### Written problem:
Repeat, exactly and completely, the entries shown underneath.

### Data entries:
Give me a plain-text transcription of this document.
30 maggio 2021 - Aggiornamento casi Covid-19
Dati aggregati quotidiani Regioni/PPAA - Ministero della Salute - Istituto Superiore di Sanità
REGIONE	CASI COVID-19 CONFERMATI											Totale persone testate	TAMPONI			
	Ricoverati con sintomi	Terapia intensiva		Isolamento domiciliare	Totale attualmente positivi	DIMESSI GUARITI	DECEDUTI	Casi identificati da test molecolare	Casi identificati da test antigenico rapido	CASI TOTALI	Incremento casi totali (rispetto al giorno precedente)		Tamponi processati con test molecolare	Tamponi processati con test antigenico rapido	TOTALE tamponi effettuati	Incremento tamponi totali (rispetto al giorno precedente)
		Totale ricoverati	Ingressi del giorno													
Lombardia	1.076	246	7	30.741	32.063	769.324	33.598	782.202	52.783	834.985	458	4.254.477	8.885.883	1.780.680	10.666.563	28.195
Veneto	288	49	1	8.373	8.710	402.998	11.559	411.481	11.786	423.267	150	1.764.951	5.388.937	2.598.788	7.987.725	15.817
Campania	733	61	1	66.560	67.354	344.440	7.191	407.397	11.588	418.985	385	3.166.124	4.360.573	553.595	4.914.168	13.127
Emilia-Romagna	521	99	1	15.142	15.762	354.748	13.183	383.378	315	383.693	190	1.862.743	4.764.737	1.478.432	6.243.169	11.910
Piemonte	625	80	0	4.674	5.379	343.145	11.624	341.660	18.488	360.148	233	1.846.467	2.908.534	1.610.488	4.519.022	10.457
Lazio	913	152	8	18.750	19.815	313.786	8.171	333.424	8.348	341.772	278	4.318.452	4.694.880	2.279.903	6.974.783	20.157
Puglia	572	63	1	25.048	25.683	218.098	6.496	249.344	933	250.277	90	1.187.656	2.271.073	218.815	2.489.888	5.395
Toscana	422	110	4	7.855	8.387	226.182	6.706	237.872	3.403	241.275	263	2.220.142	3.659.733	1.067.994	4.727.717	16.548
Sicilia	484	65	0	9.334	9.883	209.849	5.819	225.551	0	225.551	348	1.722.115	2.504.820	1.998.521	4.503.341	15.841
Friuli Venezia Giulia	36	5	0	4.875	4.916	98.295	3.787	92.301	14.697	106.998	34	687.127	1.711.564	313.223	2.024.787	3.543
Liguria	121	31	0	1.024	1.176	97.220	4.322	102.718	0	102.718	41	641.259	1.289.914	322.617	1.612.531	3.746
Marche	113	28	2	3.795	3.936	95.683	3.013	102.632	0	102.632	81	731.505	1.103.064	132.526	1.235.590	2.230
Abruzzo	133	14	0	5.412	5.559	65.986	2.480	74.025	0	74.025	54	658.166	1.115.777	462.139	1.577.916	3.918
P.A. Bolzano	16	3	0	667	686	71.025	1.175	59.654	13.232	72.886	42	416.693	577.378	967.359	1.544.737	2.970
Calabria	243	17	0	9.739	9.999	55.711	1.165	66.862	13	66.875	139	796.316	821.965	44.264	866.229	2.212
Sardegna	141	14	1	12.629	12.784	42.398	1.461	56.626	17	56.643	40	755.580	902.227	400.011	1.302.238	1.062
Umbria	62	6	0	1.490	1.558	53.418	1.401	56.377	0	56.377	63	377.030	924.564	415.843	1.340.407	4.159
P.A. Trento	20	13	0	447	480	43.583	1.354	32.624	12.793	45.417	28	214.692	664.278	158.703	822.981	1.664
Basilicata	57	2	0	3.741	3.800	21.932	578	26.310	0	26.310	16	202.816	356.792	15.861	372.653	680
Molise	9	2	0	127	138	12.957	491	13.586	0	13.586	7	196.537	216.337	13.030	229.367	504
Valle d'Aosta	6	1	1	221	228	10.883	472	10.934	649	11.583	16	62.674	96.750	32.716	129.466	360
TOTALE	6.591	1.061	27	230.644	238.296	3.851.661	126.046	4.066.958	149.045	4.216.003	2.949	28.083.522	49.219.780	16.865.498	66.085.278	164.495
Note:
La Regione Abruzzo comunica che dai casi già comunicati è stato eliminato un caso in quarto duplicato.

### Complete answer:
Give me a plain-text transcription of this document.
30 maggio 2021 - Aggiornamento casi Covid-19
Dati aggregati quotidiani Regioni/PPAA - Ministero della Salute - Istituto Superiore di Sanità
REGIONE	CASI COVID-19 CONFERMATI											Totale persone testate	TAMPONI			
	Ricoverati con sintomi	Terapia intensiva		Isolamento domiciliare	Totale attualmente positivi	DIMESSI GUARITI	DECEDUTI	Casi identificati da test molecolare	Casi identificati da test antigenico rapido	CASI TOTALI	Incremento casi totali (rispetto al giorno precedente)		Tamponi processati con test molecolare	Tamponi processati con test antigenico rapido	TOTALE tamponi effettuati	Incremento tamponi totali (rispetto al giorno precedente)
		Totale ricoverati	Ingressi del giorno													
Lombardia	1.076	246	7	30.741	32.063	769.324	33.598	782.202	52.783	834.985	458	4.254.477	8.885.883	1.780.680	10.666.563	28.195
Veneto	288	49	1	8.373	8.710	402.998	11.559	411.481	11.786	423.267	150	1.764.951	5.388.937	2.598.788	7.987.725	15.817
Campania	733	61	1	66.560	67.354	344.440	7.191	407.397	11.588	418.985	385	3.166.124	4.360.573	553.595	4.914.168	13.127
Emilia-Romagna	521	99	1	15.142	15.762	354.748	13.183	383.378	315	383.693	190	1.862.743	4.764.737	1.478.432	6.243.169	11.910
Piemonte	625	80	0	4.674	5.379	343.145	11.624	341.660	18.488	360.148	233	1.846.467	2.908.534	1.610.488	4.519.022	10.457
Lazio	913	152	8	18.750	19.815	313.786	8.171	333.424	8.348	341.772	278	4.318.452	4.694.880	2.279.903	6.974.783	20.157
Puglia	572	63	1	25.048	25.683	218.098	6.496	249.344	933	250.277	90	1.187.656	2.271.073	218.815	2.489.888	5.395
Toscana	422	110	4	7.855	8.387	226.182	6.706	237.872	3.403	241.275	263	2.220.142	3.659.733	1.067.994	4.727.717	16.548
Sicilia	484	65	0	9.334	9.883	209.849	5.819	225.551	0	225.551	348	1.722.115	2.504.820	1.998.521	4.503.341	15.841
Friuli Venezia Giulia	36	5	0	4.875	4.916	98.295	3.787	92.301	14.697	106.998	34	687.127	1.711.564	313.223	2.024.787	3.543
Liguria	121	31	0	1.024	1.176	97.220	4.322	102.718	0	102.718	41	641.259	1.289.914	322.617	1.612.531	3.746
Marche	113	28	2	3.795	3.936	95.683	3.013	102.632	0	102.632	81	731.505	1.103.064	132.526	1.235.590	2.230
Abruzzo	133	14	0	5.412	5.559	65.986	2.480	74.025	0	74.025	54	658.166	1.115.777	462.139	1.577.916	3.918
P.A. Bolzano	16	3	0	667	686	71.025	1.175	59.654	13.232	72.886	42	416.693	577.378	967.359	1.544.737	2.970
Calabria	243	17	0	9.739	9.999	55.711	1.165	66.862	13	66.875	139	796.316	821.965	44.264	866.229	2.212
Sardegna	141	14	1	12.629	12.784	42.398	1.461	56.626	17	56.643	40	755.580	902.227	400.011	1.302.238	1.062
Umbria	62	6	0	1.490	1.558	53.418	1.401	56.377	0	56.377	63	377.030	924.564	415.843	1.340.407	4.159
P.A. Trento	20	13	0	447	480	43.583	1.354	32.624	12.793	45.417	28	214.692	664.278	158.703	822.981	1.664
Basilicata	57	2	0	3.741	3.800	21.932	578	26.310	0	26.310	16	202.816	356.792	15.861	372.653	680
Molise	9	2	0	127	138	12.957	491	13.586	0	13.586	7	196.537	216.337	13.030	229.367	504
Valle d'Aosta	6	1	1	221	228	10.883	472	10.934	649	11.583	16	62.674	96.750	32.716	129.466	360
TOTALE	6.591	1.061	27	230.644	238.296	3.851.661	126.046	4.066.958	149.045	4.216.003	2.949	28.083.522	49.219.780	16.865.498	66.085.278	164.495
Note:
La Regione Abruzzo comunica che dai casi già comunicati è stato eliminato un caso in quarto duplicato.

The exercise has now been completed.